## What you have to do:
Go through the data below. List every line that holds the word "this".

## Items from a figure collection:
********
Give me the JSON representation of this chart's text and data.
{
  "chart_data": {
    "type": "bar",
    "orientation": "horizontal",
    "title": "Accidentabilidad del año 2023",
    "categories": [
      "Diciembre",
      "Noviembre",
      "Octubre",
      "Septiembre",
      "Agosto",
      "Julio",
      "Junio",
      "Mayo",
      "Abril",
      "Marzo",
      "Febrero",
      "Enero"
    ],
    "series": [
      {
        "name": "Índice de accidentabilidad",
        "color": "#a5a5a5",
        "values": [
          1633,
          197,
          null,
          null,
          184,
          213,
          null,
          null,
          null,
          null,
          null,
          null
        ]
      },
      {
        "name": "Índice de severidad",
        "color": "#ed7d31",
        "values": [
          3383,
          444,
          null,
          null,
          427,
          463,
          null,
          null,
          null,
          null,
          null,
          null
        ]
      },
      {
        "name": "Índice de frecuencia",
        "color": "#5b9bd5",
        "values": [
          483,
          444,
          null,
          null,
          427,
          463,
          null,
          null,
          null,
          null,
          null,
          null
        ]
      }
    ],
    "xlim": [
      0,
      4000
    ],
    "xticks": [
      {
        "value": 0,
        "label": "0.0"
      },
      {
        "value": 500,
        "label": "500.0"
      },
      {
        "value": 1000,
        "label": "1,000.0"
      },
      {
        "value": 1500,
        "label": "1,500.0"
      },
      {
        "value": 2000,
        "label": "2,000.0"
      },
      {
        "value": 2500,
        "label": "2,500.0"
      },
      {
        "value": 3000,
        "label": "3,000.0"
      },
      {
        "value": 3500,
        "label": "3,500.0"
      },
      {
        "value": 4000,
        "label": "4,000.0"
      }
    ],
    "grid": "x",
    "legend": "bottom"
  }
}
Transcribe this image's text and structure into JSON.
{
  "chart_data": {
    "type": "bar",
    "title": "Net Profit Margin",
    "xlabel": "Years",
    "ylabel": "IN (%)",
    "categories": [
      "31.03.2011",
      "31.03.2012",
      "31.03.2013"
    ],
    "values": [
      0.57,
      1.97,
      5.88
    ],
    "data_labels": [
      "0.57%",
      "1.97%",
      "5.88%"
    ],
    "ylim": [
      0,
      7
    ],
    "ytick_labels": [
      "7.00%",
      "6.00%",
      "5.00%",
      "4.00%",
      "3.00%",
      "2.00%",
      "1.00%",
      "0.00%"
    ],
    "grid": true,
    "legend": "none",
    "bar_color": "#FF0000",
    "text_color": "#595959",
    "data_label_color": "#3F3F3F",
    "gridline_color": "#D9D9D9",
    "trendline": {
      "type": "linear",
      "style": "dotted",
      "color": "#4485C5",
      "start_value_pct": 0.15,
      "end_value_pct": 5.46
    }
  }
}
********
## Task answer:
Give me the JSON representation of this chart's text and data.
Transcribe this image's text and structure into JSON.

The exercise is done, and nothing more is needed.